[Written instruction] Please copy every line of the records below that holds the word "sports".

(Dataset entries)
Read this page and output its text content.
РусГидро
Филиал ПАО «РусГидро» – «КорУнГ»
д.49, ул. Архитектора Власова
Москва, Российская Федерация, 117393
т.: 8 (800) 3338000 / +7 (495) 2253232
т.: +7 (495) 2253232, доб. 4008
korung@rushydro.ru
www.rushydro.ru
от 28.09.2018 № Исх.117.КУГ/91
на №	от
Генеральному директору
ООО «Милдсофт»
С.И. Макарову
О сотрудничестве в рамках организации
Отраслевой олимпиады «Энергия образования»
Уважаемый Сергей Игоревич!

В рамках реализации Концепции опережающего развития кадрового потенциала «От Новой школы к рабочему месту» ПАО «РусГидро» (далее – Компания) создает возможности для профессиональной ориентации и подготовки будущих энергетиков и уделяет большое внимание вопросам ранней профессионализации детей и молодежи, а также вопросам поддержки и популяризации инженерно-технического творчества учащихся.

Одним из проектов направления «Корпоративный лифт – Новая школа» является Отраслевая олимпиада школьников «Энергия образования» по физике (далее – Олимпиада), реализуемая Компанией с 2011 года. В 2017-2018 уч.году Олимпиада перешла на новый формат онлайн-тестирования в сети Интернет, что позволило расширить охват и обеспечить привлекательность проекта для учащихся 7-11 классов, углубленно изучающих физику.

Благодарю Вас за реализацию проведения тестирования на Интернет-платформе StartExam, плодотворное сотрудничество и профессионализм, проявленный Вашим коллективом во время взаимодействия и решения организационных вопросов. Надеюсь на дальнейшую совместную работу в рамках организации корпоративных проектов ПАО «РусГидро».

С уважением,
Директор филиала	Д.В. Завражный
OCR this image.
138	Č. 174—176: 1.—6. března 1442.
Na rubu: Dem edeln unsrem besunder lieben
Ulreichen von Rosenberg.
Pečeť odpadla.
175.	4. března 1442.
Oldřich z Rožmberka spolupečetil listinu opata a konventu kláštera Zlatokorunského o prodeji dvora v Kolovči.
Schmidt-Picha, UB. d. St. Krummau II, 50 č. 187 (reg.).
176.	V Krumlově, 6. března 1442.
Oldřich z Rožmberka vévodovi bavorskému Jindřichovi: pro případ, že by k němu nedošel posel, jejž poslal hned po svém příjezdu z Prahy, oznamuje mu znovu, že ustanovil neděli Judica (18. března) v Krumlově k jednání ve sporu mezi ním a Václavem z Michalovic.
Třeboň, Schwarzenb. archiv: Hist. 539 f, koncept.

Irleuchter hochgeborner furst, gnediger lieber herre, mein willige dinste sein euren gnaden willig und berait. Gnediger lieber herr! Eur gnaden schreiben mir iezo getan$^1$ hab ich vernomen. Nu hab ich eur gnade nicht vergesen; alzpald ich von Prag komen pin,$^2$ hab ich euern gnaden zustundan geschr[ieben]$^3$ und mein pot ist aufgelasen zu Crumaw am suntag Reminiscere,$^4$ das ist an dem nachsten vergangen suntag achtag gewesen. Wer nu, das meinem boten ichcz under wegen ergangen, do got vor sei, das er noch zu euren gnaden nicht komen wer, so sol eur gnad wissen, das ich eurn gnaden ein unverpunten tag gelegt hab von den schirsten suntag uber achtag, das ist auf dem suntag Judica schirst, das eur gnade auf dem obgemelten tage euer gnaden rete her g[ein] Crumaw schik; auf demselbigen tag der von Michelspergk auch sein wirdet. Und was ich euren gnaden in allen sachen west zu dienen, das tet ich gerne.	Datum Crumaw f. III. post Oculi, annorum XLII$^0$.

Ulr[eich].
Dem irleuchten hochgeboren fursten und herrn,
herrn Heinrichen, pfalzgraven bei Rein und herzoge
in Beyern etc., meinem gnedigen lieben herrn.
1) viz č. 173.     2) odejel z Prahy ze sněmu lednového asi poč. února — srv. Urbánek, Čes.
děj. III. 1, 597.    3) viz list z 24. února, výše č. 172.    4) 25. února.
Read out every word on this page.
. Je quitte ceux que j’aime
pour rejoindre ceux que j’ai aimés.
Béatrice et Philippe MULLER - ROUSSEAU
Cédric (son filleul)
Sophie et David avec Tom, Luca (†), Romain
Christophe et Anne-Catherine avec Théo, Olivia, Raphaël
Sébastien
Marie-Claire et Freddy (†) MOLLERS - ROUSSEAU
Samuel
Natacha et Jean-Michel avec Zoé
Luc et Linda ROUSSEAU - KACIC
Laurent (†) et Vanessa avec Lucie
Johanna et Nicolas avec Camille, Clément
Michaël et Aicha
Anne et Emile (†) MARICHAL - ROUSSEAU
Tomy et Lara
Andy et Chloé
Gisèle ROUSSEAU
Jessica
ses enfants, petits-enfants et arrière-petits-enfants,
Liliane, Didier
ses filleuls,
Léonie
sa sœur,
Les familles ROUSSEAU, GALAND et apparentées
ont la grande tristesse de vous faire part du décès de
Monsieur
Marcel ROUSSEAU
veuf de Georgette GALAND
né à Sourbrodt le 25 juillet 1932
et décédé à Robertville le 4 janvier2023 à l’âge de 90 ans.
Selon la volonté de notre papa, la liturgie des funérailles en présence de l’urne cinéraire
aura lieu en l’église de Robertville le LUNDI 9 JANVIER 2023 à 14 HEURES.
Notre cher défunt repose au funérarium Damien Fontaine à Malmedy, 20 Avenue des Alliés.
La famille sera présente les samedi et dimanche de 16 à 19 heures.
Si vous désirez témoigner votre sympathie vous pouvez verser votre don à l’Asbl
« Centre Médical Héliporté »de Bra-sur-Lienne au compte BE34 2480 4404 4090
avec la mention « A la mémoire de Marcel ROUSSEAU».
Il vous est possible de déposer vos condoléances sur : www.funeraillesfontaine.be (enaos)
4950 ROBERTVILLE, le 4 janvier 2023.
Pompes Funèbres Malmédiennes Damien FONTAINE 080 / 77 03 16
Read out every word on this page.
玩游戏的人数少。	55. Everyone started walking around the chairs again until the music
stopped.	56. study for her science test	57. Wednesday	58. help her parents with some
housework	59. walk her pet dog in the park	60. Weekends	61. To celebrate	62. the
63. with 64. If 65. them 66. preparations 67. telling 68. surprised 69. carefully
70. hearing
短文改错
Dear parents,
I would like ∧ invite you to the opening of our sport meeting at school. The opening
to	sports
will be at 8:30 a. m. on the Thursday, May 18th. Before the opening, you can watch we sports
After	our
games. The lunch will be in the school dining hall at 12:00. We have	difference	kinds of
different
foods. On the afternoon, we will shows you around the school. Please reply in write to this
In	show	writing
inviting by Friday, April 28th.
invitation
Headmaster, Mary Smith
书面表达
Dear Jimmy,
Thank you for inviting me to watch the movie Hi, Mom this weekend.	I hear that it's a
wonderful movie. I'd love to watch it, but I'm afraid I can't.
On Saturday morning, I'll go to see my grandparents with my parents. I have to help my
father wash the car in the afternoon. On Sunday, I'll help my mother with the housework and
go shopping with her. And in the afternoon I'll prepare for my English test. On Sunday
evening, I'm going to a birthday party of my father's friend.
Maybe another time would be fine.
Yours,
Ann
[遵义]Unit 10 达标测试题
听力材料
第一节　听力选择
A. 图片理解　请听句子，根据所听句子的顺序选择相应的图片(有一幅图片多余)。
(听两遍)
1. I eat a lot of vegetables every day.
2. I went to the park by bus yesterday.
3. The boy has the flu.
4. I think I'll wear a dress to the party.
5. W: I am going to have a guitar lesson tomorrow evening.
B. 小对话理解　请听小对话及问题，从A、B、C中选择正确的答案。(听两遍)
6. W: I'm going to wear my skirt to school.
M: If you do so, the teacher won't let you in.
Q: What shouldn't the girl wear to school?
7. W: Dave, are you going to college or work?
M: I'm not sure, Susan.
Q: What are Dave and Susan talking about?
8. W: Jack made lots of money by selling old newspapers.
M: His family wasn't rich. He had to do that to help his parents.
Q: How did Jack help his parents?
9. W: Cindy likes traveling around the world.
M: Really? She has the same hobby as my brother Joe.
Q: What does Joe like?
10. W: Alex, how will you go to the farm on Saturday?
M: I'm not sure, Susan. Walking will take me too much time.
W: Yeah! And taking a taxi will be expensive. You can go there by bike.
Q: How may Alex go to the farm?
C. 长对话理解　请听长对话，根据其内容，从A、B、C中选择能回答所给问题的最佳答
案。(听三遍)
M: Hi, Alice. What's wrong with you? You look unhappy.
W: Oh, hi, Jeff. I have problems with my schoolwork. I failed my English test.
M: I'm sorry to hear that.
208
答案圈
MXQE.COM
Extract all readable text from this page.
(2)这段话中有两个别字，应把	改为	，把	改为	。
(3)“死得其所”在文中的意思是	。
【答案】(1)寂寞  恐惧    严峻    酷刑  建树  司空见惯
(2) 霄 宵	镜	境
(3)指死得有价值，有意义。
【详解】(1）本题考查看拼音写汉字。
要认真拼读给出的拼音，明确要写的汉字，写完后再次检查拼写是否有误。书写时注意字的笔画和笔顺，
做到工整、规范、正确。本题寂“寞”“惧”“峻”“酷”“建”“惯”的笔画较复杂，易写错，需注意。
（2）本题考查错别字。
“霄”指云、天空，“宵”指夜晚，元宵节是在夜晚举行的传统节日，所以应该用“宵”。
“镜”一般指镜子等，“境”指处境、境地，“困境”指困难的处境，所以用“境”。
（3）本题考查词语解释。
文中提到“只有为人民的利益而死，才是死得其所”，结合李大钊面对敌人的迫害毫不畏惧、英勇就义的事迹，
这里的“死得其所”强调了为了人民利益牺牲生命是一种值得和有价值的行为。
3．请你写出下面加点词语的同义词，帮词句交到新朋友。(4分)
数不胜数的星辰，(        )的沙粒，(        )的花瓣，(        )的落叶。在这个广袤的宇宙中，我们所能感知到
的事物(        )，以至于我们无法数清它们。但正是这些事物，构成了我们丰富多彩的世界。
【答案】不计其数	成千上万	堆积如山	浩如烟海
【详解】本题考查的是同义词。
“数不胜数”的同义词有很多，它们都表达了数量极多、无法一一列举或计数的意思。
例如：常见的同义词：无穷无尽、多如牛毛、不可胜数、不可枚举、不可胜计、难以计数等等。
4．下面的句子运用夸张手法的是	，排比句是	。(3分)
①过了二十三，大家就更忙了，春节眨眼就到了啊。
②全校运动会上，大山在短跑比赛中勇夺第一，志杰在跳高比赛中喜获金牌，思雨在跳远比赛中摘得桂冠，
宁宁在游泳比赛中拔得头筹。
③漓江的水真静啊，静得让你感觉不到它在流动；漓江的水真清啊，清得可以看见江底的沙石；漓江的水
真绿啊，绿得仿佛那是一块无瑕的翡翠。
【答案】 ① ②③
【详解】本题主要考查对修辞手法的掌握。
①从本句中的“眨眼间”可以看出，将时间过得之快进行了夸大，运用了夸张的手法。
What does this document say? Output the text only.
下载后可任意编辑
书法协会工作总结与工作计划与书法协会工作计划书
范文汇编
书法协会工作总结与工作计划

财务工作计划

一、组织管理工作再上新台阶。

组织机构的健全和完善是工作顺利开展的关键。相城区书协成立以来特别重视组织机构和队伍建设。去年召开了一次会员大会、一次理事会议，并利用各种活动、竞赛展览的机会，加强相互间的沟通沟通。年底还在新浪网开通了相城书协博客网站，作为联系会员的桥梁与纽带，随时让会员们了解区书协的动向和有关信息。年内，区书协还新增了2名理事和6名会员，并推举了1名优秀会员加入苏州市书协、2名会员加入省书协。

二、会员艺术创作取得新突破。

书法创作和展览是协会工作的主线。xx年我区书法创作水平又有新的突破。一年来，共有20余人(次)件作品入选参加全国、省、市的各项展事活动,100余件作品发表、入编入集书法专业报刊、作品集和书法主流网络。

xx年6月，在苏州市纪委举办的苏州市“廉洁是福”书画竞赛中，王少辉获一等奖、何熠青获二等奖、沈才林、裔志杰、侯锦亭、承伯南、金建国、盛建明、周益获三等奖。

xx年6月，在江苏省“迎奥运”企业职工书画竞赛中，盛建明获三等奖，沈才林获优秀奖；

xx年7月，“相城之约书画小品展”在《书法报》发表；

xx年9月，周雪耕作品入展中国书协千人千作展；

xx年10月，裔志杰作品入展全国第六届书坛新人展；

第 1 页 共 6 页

[The response]
to	sports
will be at 8:30 a. m. on the Thursday, May 18th. Before the opening, you can watch we sports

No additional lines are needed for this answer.